▸ Exercise description
All of the listing below must be repeated word for word. Pictures are the only thing to omit.

▸ Supplied records
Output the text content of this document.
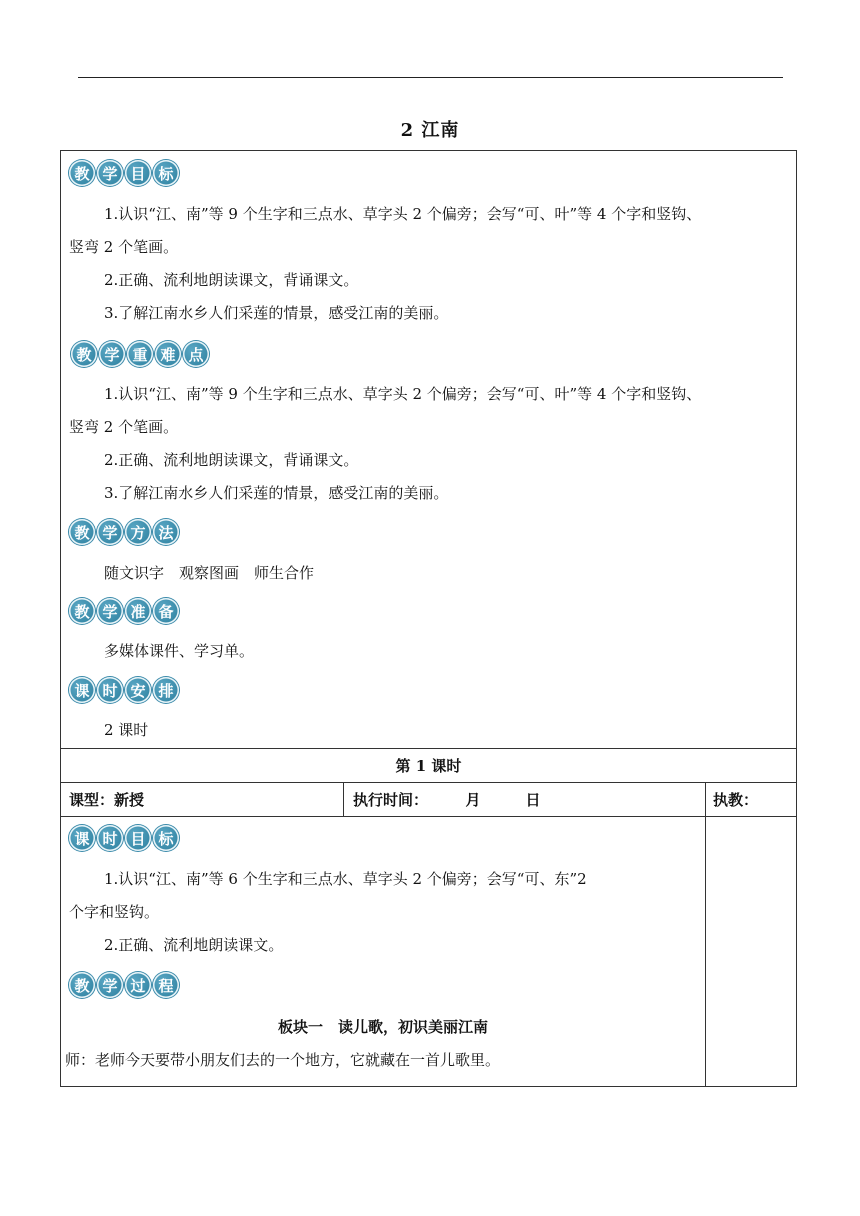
2 江南
教 学 目 标
1.认识“江、南”等 9 个生字和三点水、草字头 2 个偏旁；会写“可、叶”等 4 个字和竖钩、
竖弯 2 个笔画。
2.正确、流利地朗读课文，背诵课文。
3.了解江南水乡人们采莲的情景，感受江南的美丽。
教 学 重 难 点
1.认识“江、南”等 9 个生字和三点水、草字头 2 个偏旁；会写“可、叶”等 4 个字和竖钩、
竖弯 2 个笔画。
2.正确、流利地朗读课文，背诵课文。
3.了解江南水乡人们采莲的情景，感受江南的美丽。
教 学 方 法
随文识字　观察图画　师生合作
教 学 准 备
多媒体课件、学习单。
课 时 安 排
2 课时
第 1 课时
课型：新授	执行时间：　　　月　　　日	执教：
课 时 目 标
1.认识“江、南”等 6 个生字和三点水、草字头 2 个偏旁；会写“可、东”2
个字和竖钩。
2.正确、流利地朗读课文。
教 学 过 程
板块一　读儿歌，初识美丽江南
师：老师今天要带小朋友们去的一个地方，它就藏在一首儿歌里。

▸ Response to this exercise
Output the text content of this document.
2 江南
教 学 目 标
1.认识“江、南”等 9 个生字和三点水、草字头 2 个偏旁；会写“可、叶”等 4 个字和竖钩、
竖弯 2 个笔画。
2.正确、流利地朗读课文，背诵课文。
3.了解江南水乡人们采莲的情景，感受江南的美丽。
教 学 重 难 点
1.认识“江、南”等 9 个生字和三点水、草字头 2 个偏旁；会写“可、叶”等 4 个字和竖钩、
竖弯 2 个笔画。
2.正确、流利地朗读课文，背诵课文。
3.了解江南水乡人们采莲的情景，感受江南的美丽。
教 学 方 法
随文识字　观察图画　师生合作
教 学 准 备
多媒体课件、学习单。
课 时 安 排
2 课时
第 1 课时
课型：新授	执行时间：　　　月　　　日	执教：
课 时 目 标
1.认识“江、南”等 6 个生字和三点水、草字头 2 个偏旁；会写“可、东”2
个字和竖钩。
2.正确、流利地朗读课文。
教 学 过 程
板块一　读儿歌，初识美丽江南
师：老师今天要带小朋友们去的一个地方，它就藏在一首儿歌里。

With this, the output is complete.